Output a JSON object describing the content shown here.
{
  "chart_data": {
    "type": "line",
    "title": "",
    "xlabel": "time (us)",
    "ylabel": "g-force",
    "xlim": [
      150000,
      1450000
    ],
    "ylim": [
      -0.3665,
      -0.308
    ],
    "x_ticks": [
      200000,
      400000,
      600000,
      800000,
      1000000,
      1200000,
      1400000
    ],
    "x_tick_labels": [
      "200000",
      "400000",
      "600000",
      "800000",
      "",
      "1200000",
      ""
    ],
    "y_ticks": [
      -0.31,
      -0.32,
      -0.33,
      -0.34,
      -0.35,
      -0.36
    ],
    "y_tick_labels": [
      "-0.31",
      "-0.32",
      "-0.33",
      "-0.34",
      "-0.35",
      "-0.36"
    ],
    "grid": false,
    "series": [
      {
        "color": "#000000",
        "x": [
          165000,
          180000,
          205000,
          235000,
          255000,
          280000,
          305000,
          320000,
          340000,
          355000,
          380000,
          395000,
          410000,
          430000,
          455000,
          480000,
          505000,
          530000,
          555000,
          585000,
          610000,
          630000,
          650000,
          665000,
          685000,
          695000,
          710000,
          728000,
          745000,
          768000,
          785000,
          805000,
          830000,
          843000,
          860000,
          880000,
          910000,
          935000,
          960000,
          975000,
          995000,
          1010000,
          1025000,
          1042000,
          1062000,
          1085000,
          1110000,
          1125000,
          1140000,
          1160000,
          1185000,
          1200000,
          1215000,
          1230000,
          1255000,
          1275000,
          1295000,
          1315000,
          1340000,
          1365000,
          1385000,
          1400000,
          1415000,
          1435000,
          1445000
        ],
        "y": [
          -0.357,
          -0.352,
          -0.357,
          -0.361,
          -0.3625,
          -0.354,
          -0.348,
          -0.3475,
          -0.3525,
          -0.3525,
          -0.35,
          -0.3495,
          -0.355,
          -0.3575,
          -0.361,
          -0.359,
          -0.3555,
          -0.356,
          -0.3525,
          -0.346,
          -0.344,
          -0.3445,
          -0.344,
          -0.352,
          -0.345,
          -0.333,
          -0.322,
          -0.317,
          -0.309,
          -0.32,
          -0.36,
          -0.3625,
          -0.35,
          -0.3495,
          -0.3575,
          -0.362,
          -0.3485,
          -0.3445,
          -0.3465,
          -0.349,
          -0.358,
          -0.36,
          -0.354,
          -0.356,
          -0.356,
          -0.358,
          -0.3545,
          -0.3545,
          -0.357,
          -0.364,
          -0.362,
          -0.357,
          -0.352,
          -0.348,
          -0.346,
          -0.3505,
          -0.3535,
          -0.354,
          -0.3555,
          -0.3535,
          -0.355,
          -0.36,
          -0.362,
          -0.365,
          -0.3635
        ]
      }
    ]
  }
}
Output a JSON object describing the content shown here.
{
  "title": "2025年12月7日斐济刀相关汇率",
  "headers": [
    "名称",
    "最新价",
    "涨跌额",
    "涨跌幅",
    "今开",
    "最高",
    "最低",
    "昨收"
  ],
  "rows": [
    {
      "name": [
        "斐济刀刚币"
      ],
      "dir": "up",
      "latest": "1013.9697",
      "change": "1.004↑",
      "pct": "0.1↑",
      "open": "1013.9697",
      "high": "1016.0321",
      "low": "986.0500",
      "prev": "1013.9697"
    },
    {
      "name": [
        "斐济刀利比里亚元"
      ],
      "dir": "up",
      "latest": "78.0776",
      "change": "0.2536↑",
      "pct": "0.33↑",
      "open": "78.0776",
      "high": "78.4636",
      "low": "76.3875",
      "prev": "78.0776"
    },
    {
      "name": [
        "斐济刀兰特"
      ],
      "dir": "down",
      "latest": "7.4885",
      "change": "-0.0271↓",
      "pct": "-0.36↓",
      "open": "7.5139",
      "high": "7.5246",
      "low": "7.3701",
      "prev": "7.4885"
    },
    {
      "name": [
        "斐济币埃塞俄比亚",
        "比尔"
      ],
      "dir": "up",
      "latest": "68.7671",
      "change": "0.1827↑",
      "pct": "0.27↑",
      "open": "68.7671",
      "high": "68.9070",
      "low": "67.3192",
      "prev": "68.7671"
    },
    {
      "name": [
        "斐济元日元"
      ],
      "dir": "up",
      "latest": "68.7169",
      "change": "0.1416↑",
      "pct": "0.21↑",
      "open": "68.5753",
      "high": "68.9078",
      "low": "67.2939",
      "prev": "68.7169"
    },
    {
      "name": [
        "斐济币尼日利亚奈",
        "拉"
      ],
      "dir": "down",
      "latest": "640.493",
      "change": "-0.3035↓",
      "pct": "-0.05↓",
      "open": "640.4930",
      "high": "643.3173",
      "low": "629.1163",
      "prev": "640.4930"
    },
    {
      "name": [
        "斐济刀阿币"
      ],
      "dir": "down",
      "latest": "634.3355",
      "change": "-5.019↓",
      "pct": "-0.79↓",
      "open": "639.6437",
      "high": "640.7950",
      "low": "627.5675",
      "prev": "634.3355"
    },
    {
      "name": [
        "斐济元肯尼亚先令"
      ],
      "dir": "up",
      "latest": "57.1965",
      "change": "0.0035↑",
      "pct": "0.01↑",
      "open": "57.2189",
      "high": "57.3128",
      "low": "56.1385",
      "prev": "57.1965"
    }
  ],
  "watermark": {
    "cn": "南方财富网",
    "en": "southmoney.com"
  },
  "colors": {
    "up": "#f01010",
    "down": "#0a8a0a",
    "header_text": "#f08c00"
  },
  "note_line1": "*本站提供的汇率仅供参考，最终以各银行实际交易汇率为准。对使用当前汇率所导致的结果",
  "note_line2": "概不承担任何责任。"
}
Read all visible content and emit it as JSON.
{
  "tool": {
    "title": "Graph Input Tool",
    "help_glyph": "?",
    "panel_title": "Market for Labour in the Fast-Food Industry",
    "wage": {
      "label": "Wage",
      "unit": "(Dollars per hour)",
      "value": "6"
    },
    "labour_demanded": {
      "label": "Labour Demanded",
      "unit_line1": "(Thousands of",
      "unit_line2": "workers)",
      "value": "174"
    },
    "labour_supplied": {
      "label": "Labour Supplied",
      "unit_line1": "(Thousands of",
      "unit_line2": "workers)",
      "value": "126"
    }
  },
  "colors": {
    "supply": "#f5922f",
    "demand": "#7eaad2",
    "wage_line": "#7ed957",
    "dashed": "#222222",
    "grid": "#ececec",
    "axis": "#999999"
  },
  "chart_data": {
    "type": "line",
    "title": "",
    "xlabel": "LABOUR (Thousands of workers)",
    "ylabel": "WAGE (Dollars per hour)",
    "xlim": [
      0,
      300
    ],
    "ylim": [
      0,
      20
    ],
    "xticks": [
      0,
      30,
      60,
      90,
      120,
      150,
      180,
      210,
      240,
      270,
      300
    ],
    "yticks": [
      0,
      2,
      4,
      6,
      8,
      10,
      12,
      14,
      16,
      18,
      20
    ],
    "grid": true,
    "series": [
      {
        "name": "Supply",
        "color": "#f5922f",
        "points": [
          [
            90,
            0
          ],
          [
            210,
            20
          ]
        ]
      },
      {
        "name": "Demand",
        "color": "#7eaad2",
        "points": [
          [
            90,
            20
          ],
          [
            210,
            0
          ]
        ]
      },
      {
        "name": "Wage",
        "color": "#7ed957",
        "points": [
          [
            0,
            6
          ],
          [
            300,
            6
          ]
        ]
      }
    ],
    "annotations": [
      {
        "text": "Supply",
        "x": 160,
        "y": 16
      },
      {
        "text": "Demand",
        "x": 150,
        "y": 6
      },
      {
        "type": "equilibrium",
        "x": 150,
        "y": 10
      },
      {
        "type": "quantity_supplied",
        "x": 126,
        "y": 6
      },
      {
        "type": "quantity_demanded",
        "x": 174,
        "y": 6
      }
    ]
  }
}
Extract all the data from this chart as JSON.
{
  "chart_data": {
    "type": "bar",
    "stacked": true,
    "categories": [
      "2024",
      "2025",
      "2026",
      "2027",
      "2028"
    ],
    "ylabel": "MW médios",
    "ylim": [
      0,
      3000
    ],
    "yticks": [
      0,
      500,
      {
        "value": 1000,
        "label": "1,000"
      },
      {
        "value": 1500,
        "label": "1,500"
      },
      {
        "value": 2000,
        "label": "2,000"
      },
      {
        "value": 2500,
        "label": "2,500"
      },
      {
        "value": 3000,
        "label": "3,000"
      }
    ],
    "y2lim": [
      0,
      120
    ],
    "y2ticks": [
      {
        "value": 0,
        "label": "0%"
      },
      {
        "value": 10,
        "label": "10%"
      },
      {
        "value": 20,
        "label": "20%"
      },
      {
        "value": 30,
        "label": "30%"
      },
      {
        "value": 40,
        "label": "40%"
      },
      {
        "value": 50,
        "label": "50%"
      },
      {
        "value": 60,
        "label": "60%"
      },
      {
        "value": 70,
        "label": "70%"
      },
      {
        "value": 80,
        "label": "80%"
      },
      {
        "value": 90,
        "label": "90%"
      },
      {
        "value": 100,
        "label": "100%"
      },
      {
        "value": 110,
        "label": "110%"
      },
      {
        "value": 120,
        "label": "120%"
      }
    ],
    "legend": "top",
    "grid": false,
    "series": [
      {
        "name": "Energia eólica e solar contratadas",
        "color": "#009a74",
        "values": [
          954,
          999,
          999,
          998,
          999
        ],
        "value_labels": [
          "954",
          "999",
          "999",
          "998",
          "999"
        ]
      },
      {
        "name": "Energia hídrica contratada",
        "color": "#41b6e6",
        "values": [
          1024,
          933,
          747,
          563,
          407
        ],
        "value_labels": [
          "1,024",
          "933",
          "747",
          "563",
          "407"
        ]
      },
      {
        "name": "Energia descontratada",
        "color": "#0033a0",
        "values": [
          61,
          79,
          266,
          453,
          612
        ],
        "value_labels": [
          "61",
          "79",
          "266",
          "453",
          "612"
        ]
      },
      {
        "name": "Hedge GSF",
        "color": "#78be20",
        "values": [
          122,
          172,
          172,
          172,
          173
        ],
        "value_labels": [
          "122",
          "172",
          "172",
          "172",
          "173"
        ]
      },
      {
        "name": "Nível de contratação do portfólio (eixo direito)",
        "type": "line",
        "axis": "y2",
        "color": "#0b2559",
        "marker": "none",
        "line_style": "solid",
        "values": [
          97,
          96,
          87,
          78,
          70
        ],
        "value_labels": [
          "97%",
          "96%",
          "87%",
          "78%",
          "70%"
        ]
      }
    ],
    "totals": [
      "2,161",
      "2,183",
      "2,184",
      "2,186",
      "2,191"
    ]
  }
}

> TASK REQUIREMENTS: Report all lines of the data above that include the string "open".

> EXERCISE ANSWER:
      "open": "1013.9697",
      "open": "78.0776",
      "open": "7.5139",
      "open": "68.7671",
      "open": "68.5753",
      "open": "640.4930",
      "open": "639.6437",
      "open": "57.2189",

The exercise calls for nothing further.